_Records to use_
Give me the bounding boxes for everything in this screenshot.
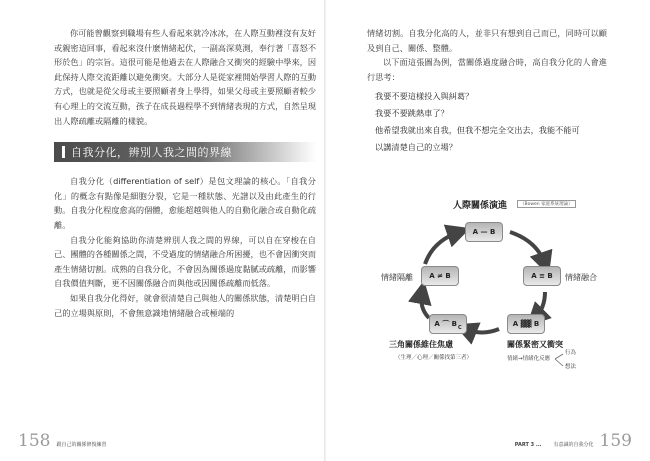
- node-bottom-left: [429, 314, 467, 334]
- node-top: A — B: [465, 222, 503, 242]
- label-branch-thought: 想法: [565, 364, 577, 370]
- section-heading: [54, 142, 316, 162]
- label-emotional-cutoff: 情緒隔離: [381, 273, 413, 282]
- quote-line: 他希望我就出來自我，但我不想完全交出去，我能不能可: [375, 125, 580, 136]
- arrow-top-right: [510, 232, 545, 264]
- diagram-note: （Bowen 家庭系統理論）: [517, 200, 576, 208]
- footer-right: [509, 431, 632, 451]
- page-number-right: 159: [599, 431, 632, 451]
- footer-left: [18, 431, 112, 451]
- node-right: A ≡ B: [523, 266, 561, 286]
- node-bottom-left-sub: C: [457, 325, 462, 331]
- label-conflict-sub: 情緒→情緒化反應: [507, 356, 551, 362]
- right-paragraph-1: 情緒切割。自我分化高的人，並非只有想到自己而已，同時可以顧及到自己、關係、整體。: [367, 28, 607, 53]
- quote-line: 我要不要這樣投入與糾葛？: [375, 91, 474, 102]
- footer-right-text: 有意識的自我分化: [553, 442, 594, 448]
- quote-line: 以講清楚自己的立場？: [375, 142, 457, 153]
- node-bottom-left-text: A ⌒ B: [434, 320, 457, 328]
- page-gutter: [324, 0, 326, 461]
- right-page: [367, 26, 607, 162]
- right-paragraph-2: 以下面這張圖為例，當關係過度融合時，高自我分化的人會進行思考：: [367, 57, 607, 82]
- heading-bar-icon: [62, 146, 65, 158]
- footer-right-part: [515, 442, 542, 448]
- branch-arrow-2: [555, 359, 563, 366]
- node-bottom-right: A ▓▓ B: [507, 314, 545, 334]
- left-page: [54, 26, 316, 320]
- diagram-title: 人際關係演進: [453, 201, 508, 211]
- arrow-bottom-left: [465, 329, 499, 333]
- left-paragraph-2: 自我分化（differentiation of self）是包文理論的核心。「自我分化」的概念有點像是細胞分裂，它是一種狀態、光譜以及由此產生的行動。自我分化程度愈高的個體，愈能超越與他人的自動化融合或自動化疏離。: [54, 176, 317, 230]
- footer-part-label: PART 3 ...: [514, 442, 542, 448]
- footer-left-text: 跟自己的關係修復練習: [56, 442, 107, 448]
- label-triangle: 三角關係維住焦慮: [389, 340, 453, 349]
- page-number-left: 158: [18, 431, 51, 451]
- quote-line: 我要不要跳熱車了？: [375, 108, 449, 119]
- arrow-left-top: [425, 232, 459, 264]
- branch-arrow-1: [555, 354, 563, 359]
- left-paragraph-3: 自我分化能夠協助你清楚辨別人我之間的界線，可以自在穿梭在自己、團體的各種關係之間，不受過度的情緒融合所困擾，也不會因衝突而產生情緒切割。成熟的自我分化，不會因為關係過度黏膩或疏離，而影響自我價值判斷，更不因關係融合而與他或因關係疏離而低落。: [54, 234, 317, 289]
- label-branch-behavior: 行為: [565, 350, 577, 356]
- section-heading-text: 自我分化，辨別人我之間的界線: [71, 146, 232, 160]
- arrow-left-up: [421, 292, 429, 318]
- label-triangle-sub: （生理／心理／關係找第三者）: [395, 355, 473, 361]
- left-paragraph-4: 如果自我分化得好，就會很清楚自己與他人的關係狀態，清楚明白自己的立場與原則，不會無意識地情緒融合或極端的: [54, 292, 316, 318]
- label-emotional-fusion: 情緒融合: [565, 273, 597, 282]
- relationship-diagram: [367, 196, 607, 386]
- left-paragraph-1: 你可能曾觀察到職場有些人看起來就冷冰冰，在人際互動裡沒有友好或親密這回事，看起來沒什麼情緒起伏，一副高深莫測，奉行著「喜怒不形於色」的宗旨。這很可能是他過去在人際融合又衝突的經驗中學來，因此保持人際交流距離以避免衝突。大部分人是從家裡開始學習人際的互動方式，也就是從父母或主要照顧者身上學得，如果父母或主要照顧者較少有心理上的交流互動，孩子在成長過程學不到情緒表現的方式，自然呈現出人際疏離或隔離的樣貌。: [54, 28, 317, 126]
- label-close-conflict: 關係緊密又衝突: [507, 340, 563, 349]
- quote-block: [375, 88, 607, 156]
- node-left: A ≠ B: [421, 266, 459, 286]
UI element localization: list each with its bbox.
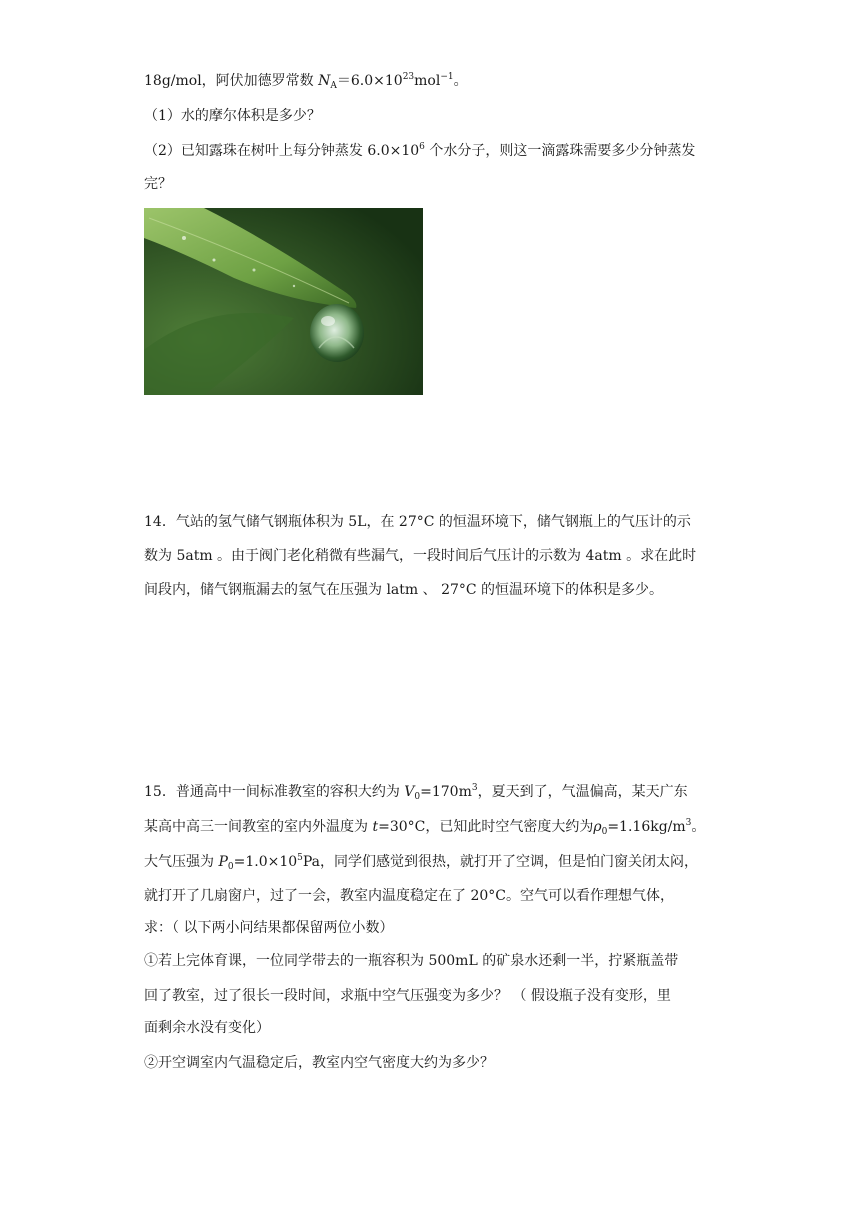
q15-line-8: 面剩余水没有变化）: [144, 1020, 270, 1036]
dewdrop-leaf-illustration: [144, 208, 423, 395]
q15-line-4: 就打开了几扇窗户，过了一会，教室内温度稳定在了 20°C。空气可以看作理想气体，: [144, 888, 674, 904]
q15-line-2: 某高中高三一间教室的室内外温度为 t=30°C，已知此时空气密度大约为$\rho_0=1.16kg/m^3$。: [144, 818, 706, 837]
q15-line-6: ①若上完体育课，一位同学带去的一瓶容积为 500mL 的矿泉水还剩一半，拧紧瓶盖带: [144, 953, 679, 969]
q13-subquestion-1: （1）水的摩尔体积是多少？: [144, 108, 321, 124]
q13-line-1: 18g/mol，阿伏加德罗常数 $N_A=6.0\times 10^{23}mol^{-1}$。: [144, 72, 468, 91]
dewdrop-leaf-photo: [144, 208, 423, 395]
q14-line-1: 14．气站的氢气储气钢瓶体积为 5L，在 27°C 的恒温环境下，储气钢瓶上的气压计的示: [144, 514, 691, 530]
q15-line-1: 15．普通高中一间标准教室的容积大约为 $V_0=170m^3$，夏天到了，气温偏高，某天广东: [144, 783, 688, 802]
q15-line-5: 求：（ 以下两小问结果都保留两位小数）: [144, 920, 394, 936]
q14-line-3: 间段内，储气钢瓶漏去的氢气在压强为 latm 、 27°C 的恒温环境下的体积是多少。: [144, 582, 664, 598]
q13-subquestion-2-line-2: 完？: [144, 176, 172, 192]
q15-line-9: ②开空调室内气温稳定后，教室内空气密度大约为多少？: [144, 1055, 494, 1071]
q15-line-3: 大气压强为 $P_0=1.0\times 10^5Pa$，同学们感觉到很热，就打开了空调，但是怕门窗关闭太闷，: [144, 853, 699, 872]
q14-line-2: 数为 5atm 。由于阀门老化稍微有些漏气，一段时间后气压计的示数为 4atm 。求在此时: [144, 548, 697, 564]
q15-line-7: 回了教室，过了很长一段时间，求瓶中空气压强变为多少？ （ 假设瓶子没有变形，里: [144, 988, 671, 1004]
q13-subquestion-2-line-1: （2）已知露珠在树叶上每分钟蒸发 $6.0\times 10^6$ 个水分子，则这一滴露珠需要多少分钟蒸发: [144, 142, 696, 159]
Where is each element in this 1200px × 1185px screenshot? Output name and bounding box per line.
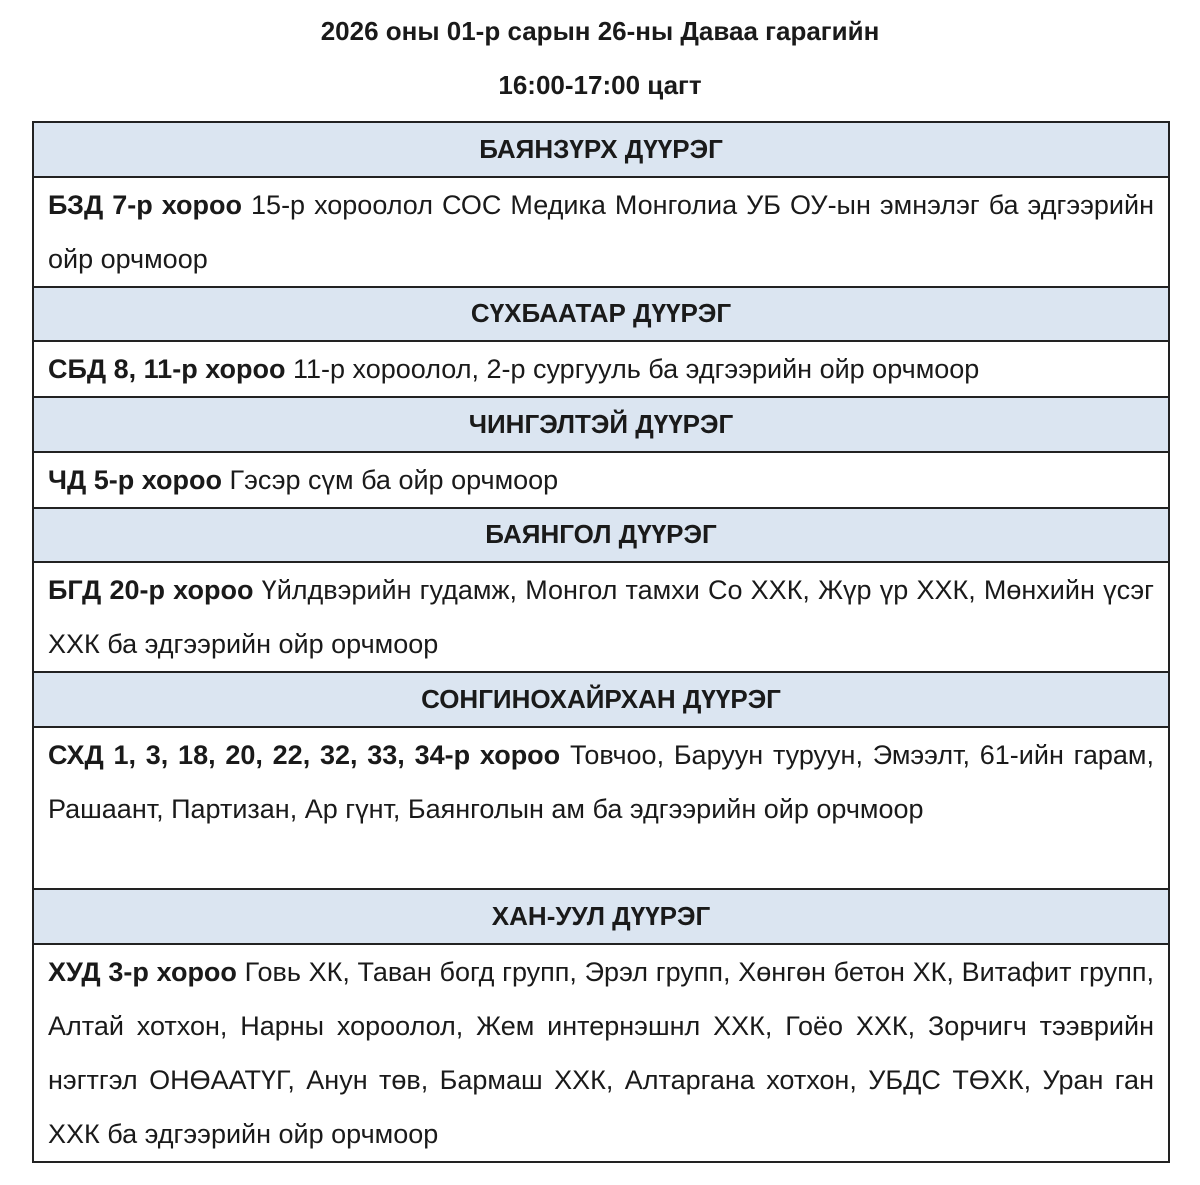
district-header-khan-uul: ХАН-УУЛ ДҮҮРЭГ: [34, 890, 1168, 945]
outage-table: [32, 121, 1170, 1163]
district-entry-bayanzurkh: [34, 178, 1168, 288]
location-list: Гэсэр сүм ба ойр орчмоор: [222, 464, 559, 495]
district-entry-songinokhairkhan: [34, 728, 1168, 891]
khoroo-label: БЗД 7-р хороо: [48, 189, 243, 220]
district-header-chingeltei: ЧИНГЭЛТЭЙ ДҮҮРЭГ: [34, 398, 1168, 453]
location-list: Говь ХК, Таван богд групп, Эрэл групп, Хөнгөн бетон ХК, Витафит групп, Алтай хотхон, Нарны хороолол, Жем интернэшнл ХХК, Гоёо ХХК, Зорчигч тээврийн нэгтгэл ОНӨААТҮГ, Анун төв, Бармаш ХХК, Алтаргана хотхон, УБДС ТӨХК, Уран ган ХХК ба эдгээрийн ойр орчмоор: [48, 957, 1154, 1150]
district-entry-chingeltei: [34, 453, 1168, 509]
khoroo-label: ХУД 3-р хороо: [48, 957, 237, 988]
location-list: Үйлдвэрийн гудамж, Монгол тамхи Со ХХК, Жүр үр ХХК, Мөнхийн үсэг ХХК ба эдгээрийн ойр орчмоор: [48, 575, 1154, 660]
location-list: 15-р хороолол СОС Медика Монголиа УБ ОУ-ын эмнэлэг ба эдгээрийн ойр орчмоор: [48, 189, 1154, 274]
page-title: 2026 оны 01-р сарын 26-ны Даваа гарагийн: [320, 16, 880, 46]
time-range: 16:00-17:00 цагт: [498, 70, 702, 100]
district-entry-khan-uul: [34, 945, 1168, 1161]
district-header-bayangol: БАЯНГОЛ ДҮҮРЭГ: [34, 509, 1168, 564]
location-list: 11-р хороолол, 2-р сургууль ба эдгээрийн ойр орчмоор: [285, 354, 980, 385]
khoroo-label: СБД 8, 11-р хороо: [48, 354, 286, 385]
khoroo-label: ЧД 5-р хороо: [48, 464, 223, 495]
khoroo-label: СХД 1, 3, 18, 20, 22, 32, 33, 34-р хороо: [48, 739, 561, 770]
district-entry-sukhbaatar: [34, 342, 1168, 398]
district-header-sukhbaatar: СҮХБААТАР ДҮҮРЭГ: [34, 288, 1168, 343]
location-list: Товчоо, Баруун туруун, Эмээлт, 61-ийн гарам, Рашаант, Партизан, Ар гүнт, Баянголын ам ба эдгээрийн ойр орчмоор: [48, 739, 1154, 824]
district-entry-bayangol: [34, 563, 1168, 673]
district-header-songinokhairkhan: СОНГИНОХАЙРХАН ДҮҮРЭГ: [34, 673, 1168, 728]
khoroo-label: БГД 20-р хороо: [48, 575, 254, 606]
district-header-bayanzurkh: БАЯНЗҮРХ ДҮҮРЭГ: [34, 123, 1168, 178]
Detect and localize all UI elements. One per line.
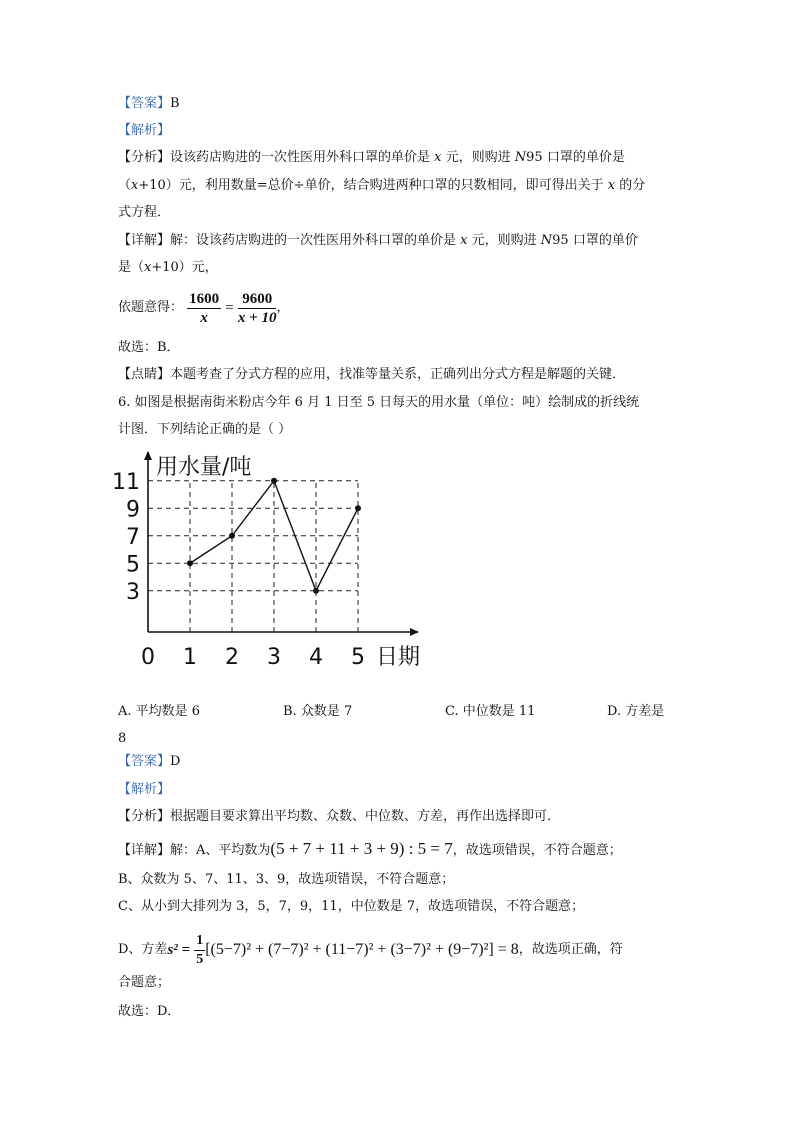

_Task statement_
Return the lines between the one containing "district-header-khan-uul: ХАН-УУЛ ДҮҮРЭГ: [34, 890, 1168, 945]" and the one containing "khoroo-label: ХУД 3-р", inclusive, reproduced verbatim.

_Task output_
district-header-khan-uul: ХАН-УУЛ ДҮҮРЭГ: [34, 890, 1168, 945]
outage-table: [32, 121, 1170, 1163]
district-entry-bayanzurkh: [34, 178, 1168, 288]
location-list: Гэсэр сүм ба ойр орчмоор: [222, 464, 559, 495]
district-entry-songinokhairkhan: [34, 728, 1168, 891]
khoroo-label: БЗД 7-р хороо: [48, 189, 243, 220]
district-header-chingeltei: ЧИНГЭЛТЭЙ ДҮҮРЭГ: [34, 398, 1168, 453]
location-list: Говь ХК, Таван богд групп, Эрэл групп, Хөнгөн бетон ХК, Витафит групп, Алтай хотхон, Нарны хороолол, Жем интернэшнл ХХК, Гоёо ХХК, Зорчигч тээврийн нэгтгэл ОНӨААТҮГ, Анун төв, Бармаш ХХК, Алтаргана хотхон, УБДС ТӨХК, Уран ган ХХК ба эдгээрийн ойр орчмоор: [48, 957, 1154, 1150]
district-entry-chingeltei: [34, 453, 1168, 509]
khoroo-label: ХУД 3-р хороо: [48, 957, 237, 988]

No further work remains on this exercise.